Task instructions
Please transcribe the records precisely; pictures stay out of your copy.

--

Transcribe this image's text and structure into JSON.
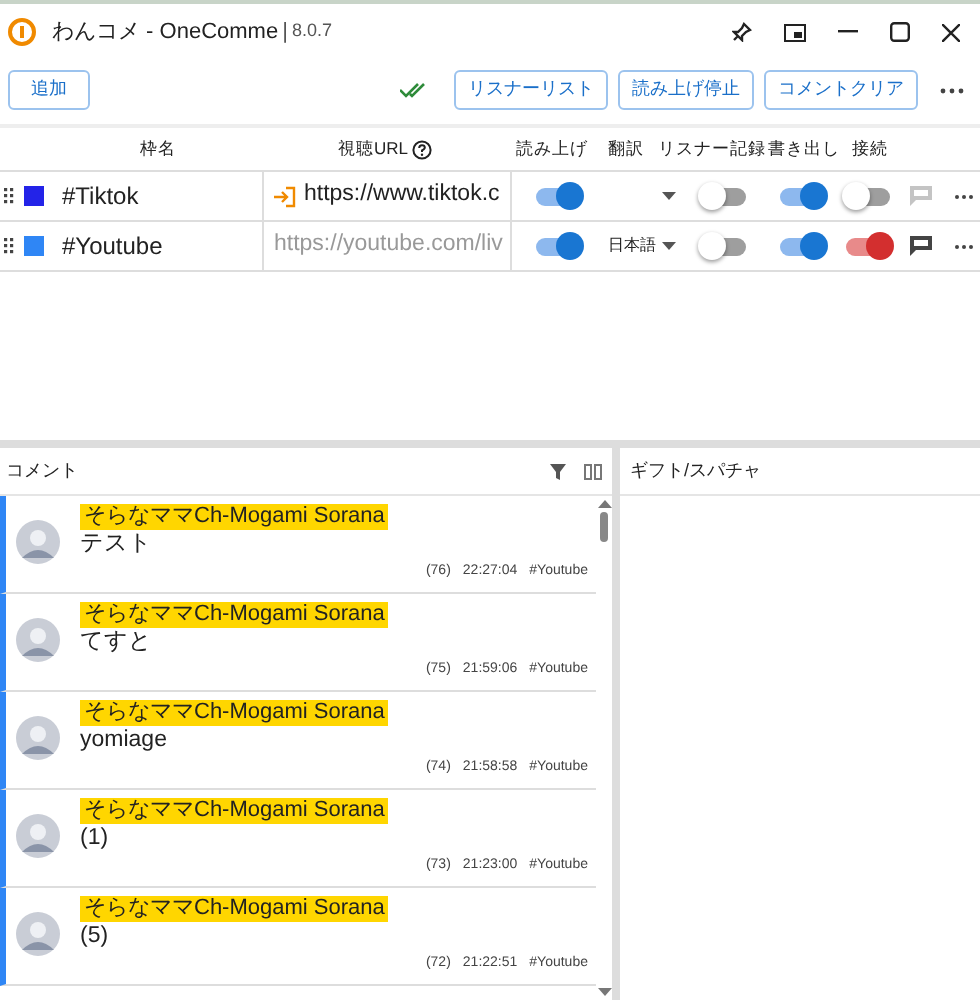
{
  "window": {
    "title": "わんコメ - OneComme",
    "separator": "|",
    "version": "8.0.7"
  },
  "toolbar": {
    "add_button": "追加",
    "buttons": [
      "リスナーリスト",
      "読み上げ停止",
      "コメントクリア"
    ]
  },
  "table": {
    "columns": [
      "枠名",
      "視聴URL",
      "読み上げ",
      "翻訳",
      "リスナー記録",
      "書き出し",
      "接続"
    ],
    "rows": [
      {
        "name": "#Tiktok",
        "color": "#2323e8",
        "url": "https://www.tiktok.c",
        "url_is_placeholder": false,
        "login_icon": true,
        "read_aloud": true,
        "translation": "",
        "listener_record": false,
        "export": true,
        "connected": false,
        "comment_enabled": false
      },
      {
        "name": "#Youtube",
        "color": "#2f86f5",
        "url": "https://youtube.com/liv",
        "url_is_placeholder": true,
        "login_icon": false,
        "read_aloud": true,
        "translation": "日本語",
        "listener_record": false,
        "export": true,
        "connected": true,
        "comment_enabled": true
      }
    ]
  },
  "comments_panel": {
    "title": "コメント",
    "comments": [
      {
        "name": "そらなママCh-Mogami Sorana",
        "text": "テスト",
        "count": "(76)",
        "time": "22:27:04",
        "frame": "#Youtube"
      },
      {
        "name": "そらなママCh-Mogami Sorana",
        "text": "てすと",
        "count": "(75)",
        "time": "21:59:06",
        "frame": "#Youtube"
      },
      {
        "name": "そらなママCh-Mogami Sorana",
        "text": "yomiage",
        "count": "(74)",
        "time": "21:58:58",
        "frame": "#Youtube"
      },
      {
        "name": "そらなママCh-Mogami Sorana",
        "text": "(1)",
        "count": "(73)",
        "time": "21:23:00",
        "frame": "#Youtube"
      },
      {
        "name": "そらなママCh-Mogami Sorana",
        "text": "(5)",
        "count": "(72)",
        "time": "21:22:51",
        "frame": "#Youtube"
      }
    ]
  },
  "gifts_panel": {
    "title": "ギフト/スパチャ"
  }
}
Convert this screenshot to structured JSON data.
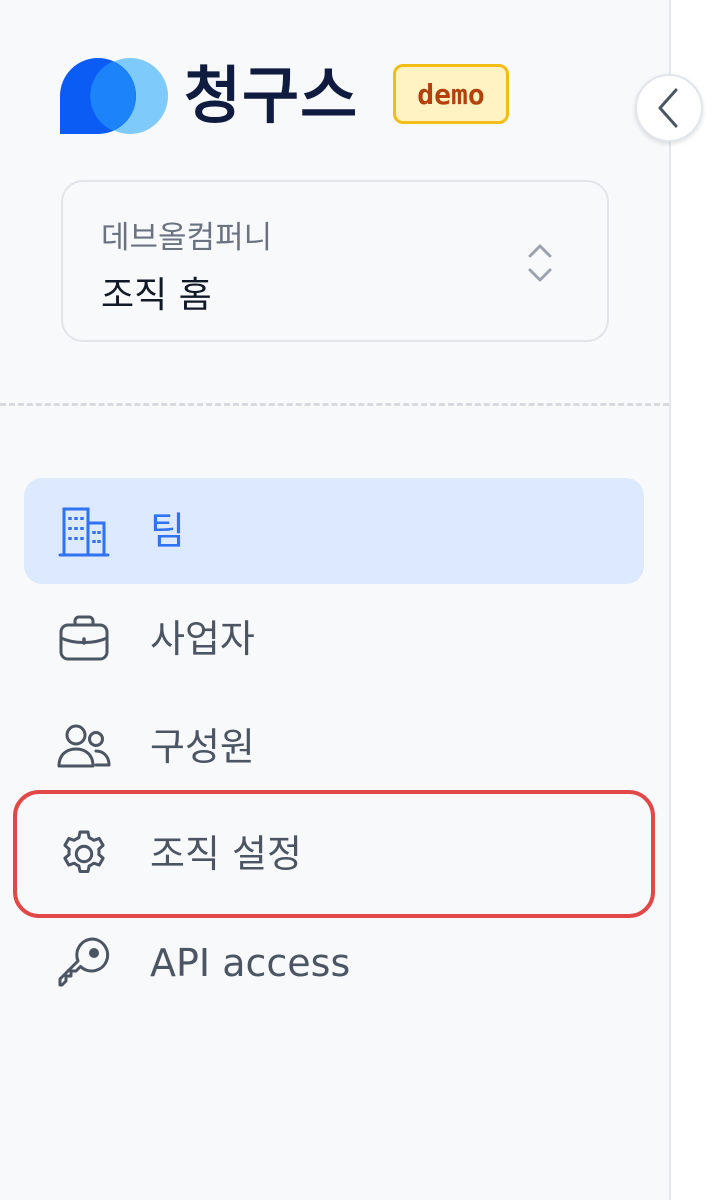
{
  "brand": {
    "name": "청구스",
    "badge": "demo",
    "colors": {
      "primary": "#0a5cf5",
      "secondary": "#7ecbfb",
      "text": "#0f1c3f"
    }
  },
  "collapse_button": {
    "icon": "chevron-left-icon"
  },
  "org_selector": {
    "org_name": "데브올컴퍼니",
    "current_page": "조직 홈",
    "icon": "chevron-up-down-icon"
  },
  "nav": {
    "items": [
      {
        "label": "팀",
        "icon": "building-icon",
        "active": true
      },
      {
        "label": "사업자",
        "icon": "briefcase-icon",
        "active": false
      },
      {
        "label": "구성원",
        "icon": "users-icon",
        "active": false
      },
      {
        "label": "조직 설정",
        "icon": "gear-icon",
        "active": false,
        "highlighted": true
      },
      {
        "label": "API access",
        "icon": "key-icon",
        "active": false
      }
    ]
  },
  "colors": {
    "active_bg": "#dde9fe",
    "active_text": "#2f73f2",
    "highlight_border": "#e24848",
    "badge_border": "#f2bd16",
    "badge_bg": "#fff3c4",
    "badge_text": "#b4400b"
  }
}
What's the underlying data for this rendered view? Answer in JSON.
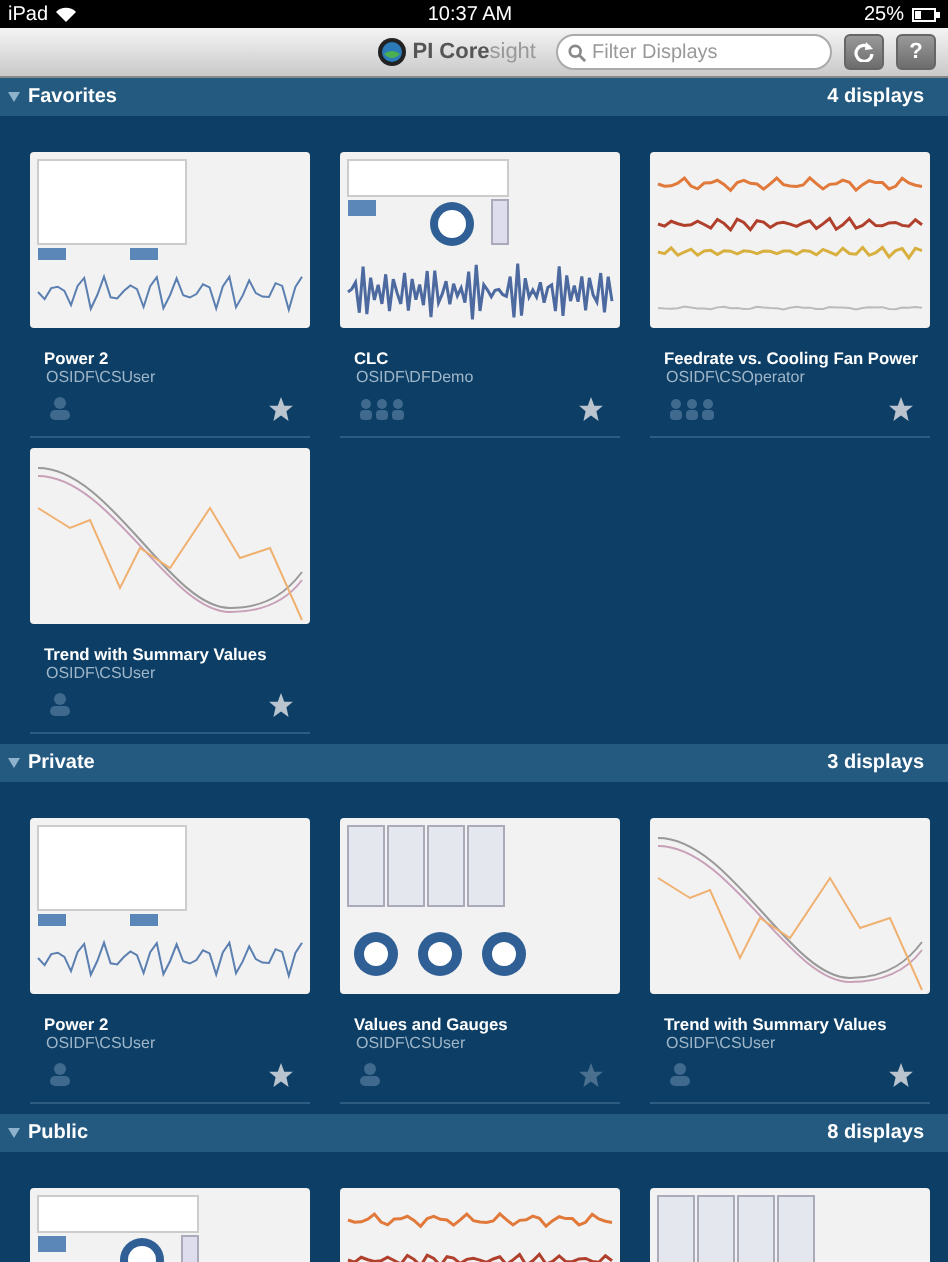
{
  "status_bar": {
    "device": "iPad",
    "time": "10:37 AM",
    "battery": "25%"
  },
  "toolbar": {
    "logo_a": "PI Core",
    "logo_b": "sight",
    "search": {
      "placeholder": "Filter Displays"
    },
    "buttons": [
      "?"
    ]
  },
  "sections": [
    {
      "title": "Favorites",
      "count": "4 displays",
      "expanded": true,
      "cards": [
        {
          "title": "Power 2",
          "owner": "OSIDF\\CSUser",
          "owner_icon": {
            "kind": "user"
          },
          "favorite": true,
          "thumbnail": {
            "kind": "table"
          }
        },
        {
          "title": "CLC",
          "owner": "OSIDF\\DFDemo",
          "owner_icon": {
            "kind": "group"
          },
          "favorite": true,
          "thumbnail": {
            "kind": "dashboard"
          }
        },
        {
          "title": "Feedrate vs. Cooling Fan Power",
          "owner": "OSIDF\\CSOperator",
          "owner_icon": {
            "kind": "group"
          },
          "favorite": true,
          "thumbnail": {
            "kind": "trend"
          }
        },
        {
          "title": "Trend with Summary Values",
          "owner": "OSIDF\\CSUser",
          "owner_icon": {
            "kind": "user"
          },
          "favorite": true,
          "thumbnail": {
            "kind": "summary"
          }
        }
      ]
    },
    {
      "title": "Private",
      "count": "3 displays",
      "expanded": true,
      "cards": [
        {
          "title": "Power 2",
          "owner": "OSIDF\\CSUser",
          "owner_icon": {
            "kind": "user"
          },
          "favorite": true,
          "thumbnail": {
            "kind": "table"
          }
        },
        {
          "title": "Values and Gauges",
          "owner": "OSIDF\\CSUser",
          "owner_icon": {
            "kind": "user"
          },
          "favorite": false,
          "thumbnail": {
            "kind": "gauges"
          }
        },
        {
          "title": "Trend with Summary Values",
          "owner": "OSIDF\\CSUser",
          "owner_icon": {
            "kind": "user"
          },
          "favorite": true,
          "thumbnail": {
            "kind": "summary"
          }
        }
      ]
    },
    {
      "title": "Public",
      "count": "8 displays",
      "expanded": true,
      "cards": [
        {
          "thumbnail": {
            "kind": "dashboard"
          }
        },
        {
          "thumbnail": {
            "kind": "trend"
          }
        },
        {
          "thumbnail": {
            "kind": "gauges"
          }
        }
      ]
    }
  ]
}
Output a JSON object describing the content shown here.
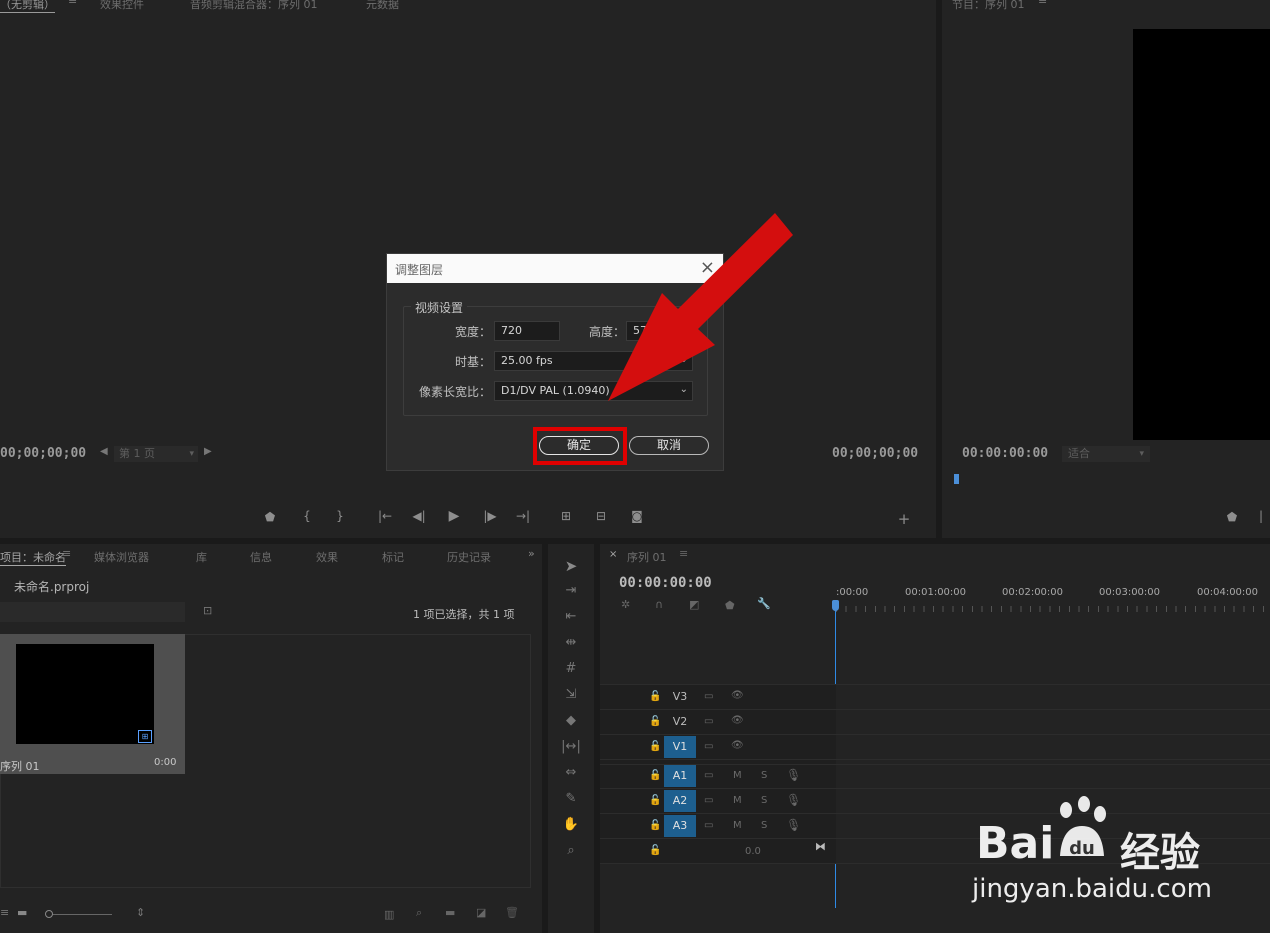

--

Complete output
Transcribe this image's text and structure into JSON.
{
  "window": {
    "title": "わんコメ - OneComme",
    "separator": "|",
    "version": "8.0.7"
  },
  "toolbar": {
    "add_button": "追加",
    "buttons": [
      "リスナーリスト",
      "読み上げ停止",
      "コメントクリア"
    ]
  },
  "table": {
    "columns": [
      "枠名",
      "視聴URL",
      "読み上げ",
      "翻訳",
      "リスナー記録",
      "書き出し",
      "接続"
    ],
    "rows": [
      {
        "name": "#Tiktok",
        "color": "#2323e8",
        "url": "https://www.tiktok.c",
        "url_is_placeholder": false,
        "login_icon": true,
        "read_aloud": true,
        "translation": "",
        "listener_record": false,
        "export": true,
        "connected": false,
        "comment_enabled": false
      },
      {
        "name": "#Youtube",
        "color": "#2f86f5",
        "url": "https://youtube.com/liv",
        "url_is_placeholder": true,
        "login_icon": false,
        "read_aloud": true,
        "translation": "日本語",
        "listener_record": false,
        "export": true,
        "connected": true,
        "comment_enabled": true
      }
    ]
  },
  "comments_panel": {
    "title": "コメント",
    "comments": [
      {
        "name": "そらなママCh-Mogami Sorana",
        "text": "テスト",
        "count": "(76)",
        "time": "22:27:04",
        "frame": "#Youtube"
      },
      {
        "name": "そらなママCh-Mogami Sorana",
        "text": "てすと",
        "count": "(75)",
        "time": "21:59:06",
        "frame": "#Youtube"
      },
      {
        "name": "そらなママCh-Mogami Sorana",
        "text": "yomiage",
        "count": "(74)",
        "time": "21:58:58",
        "frame": "#Youtube"
      },
      {
        "name": "そらなママCh-Mogami Sorana",
        "text": "(1)",
        "count": "(73)",
        "time": "21:23:00",
        "frame": "#Youtube"
      },
      {
        "name": "そらなママCh-Mogami Sorana",
        "text": "(5)",
        "count": "(72)",
        "time": "21:22:51",
        "frame": "#Youtube"
      }
    ]
  },
  "gifts_panel": {
    "title": "ギフト/スパチャ"
  }
}
Convert this screenshot to structured JSON data.
{
  "brand": {
    "name": "청구스",
    "badge": "demo",
    "colors": {
      "primary": "#0a5cf5",
      "secondary": "#7ecbfb",
      "text": "#0f1c3f"
    }
  },
  "collapse_button": {
    "icon": "chevron-left-icon"
  },
  "org_selector": {
    "org_name": "데브올컴퍼니",
    "current_page": "조직 홈",
    "icon": "chevron-up-down-icon"
  },
  "nav": {
    "items": [
      {
        "label": "팀",
        "icon": "building-icon",
        "active": true
      },
      {
        "label": "사업자",
        "icon": "briefcase-icon",
        "active": false
      },
      {
        "label": "구성원",
        "icon": "users-icon",
        "active": false
      },
      {
        "label": "조직 설정",
        "icon": "gear-icon",
        "active": false,
        "highlighted": true
      },
      {
        "label": "API access",
        "icon": "key-icon",
        "active": false
      }
    ]
  },
  "colors": {
    "active_bg": "#dde9fe",
    "active_text": "#2f73f2",
    "highlight_border": "#e24848",
    "badge_border": "#f2bd16",
    "badge_bg": "#fff3c4",
    "badge_text": "#b4400b"
  }
}
What's the underlying data for this rendered view? Answer in JSON.
{
  "status_bar": {
    "device": "iPad",
    "time": "10:37 AM",
    "battery": "25%"
  },
  "toolbar": {
    "logo_a": "PI Core",
    "logo_b": "sight",
    "search": {
      "placeholder": "Filter Displays"
    },
    "buttons": [
      "?"
    ]
  },
  "sections": [
    {
      "title": "Favorites",
      "count": "4 displays",
      "expanded": true,
      "cards": [
        {
          "title": "Power 2",
          "owner": "OSIDF\\CSUser",
          "owner_icon": {
            "kind": "user"
          },
          "favorite": true,
          "thumbnail": {
            "kind": "table"
          }
        },
        {
          "title": "CLC",
          "owner": "OSIDF\\DFDemo",
          "owner_icon": {
            "kind": "group"
          },
          "favorite": true,
          "thumbnail": {
            "kind": "dashboard"
          }
        },
        {
          "title": "Feedrate vs. Cooling Fan Power",
          "owner": "OSIDF\\CSOperator",
          "owner_icon": {
            "kind": "group"
          },
          "favorite": true,
          "thumbnail": {
            "kind": "trend"
          }
        },
        {
          "title": "Trend with Summary Values",
          "owner": "OSIDF\\CSUser",
          "owner_icon": {
            "kind": "user"
          },
          "favorite": true,
          "thumbnail": {
            "kind": "summary"
          }
        }
      ]
    },
    {
      "title": "Private",
      "count": "3 displays",
      "expanded": true,
      "cards": [
        {
          "title": "Power 2",
          "owner": "OSIDF\\CSUser",
          "owner_icon": {
            "kind": "user"
          },
          "favorite": true,
          "thumbnail": {
            "kind": "table"
          }
        },
        {
          "title": "Values and Gauges",
          "owner": "OSIDF\\CSUser",
          "owner_icon": {
            "kind": "user"
          },
          "favorite": false,
          "thumbnail": {
            "kind": "gauges"
          }
        },
        {
          "title": "Trend with Summary Values",
          "owner": "OSIDF\\CSUser",
          "owner_icon": {
            "kind": "user"
          },
          "favorite": true,
          "thumbnail": {
            "kind": "summary"
          }
        }
      ]
    },
    {
      "title": "Public",
      "count": "8 displays",
      "expanded": true,
      "cards": [
        {
          "thumbnail": {
            "kind": "dashboard"
          }
        },
        {
          "thumbnail": {
            "kind": "trend"
          }
        },
        {
          "thumbnail": {
            "kind": "gauges"
          }
        }
      ]
    }
  ]
}
Output a JSON object describing the content shown here.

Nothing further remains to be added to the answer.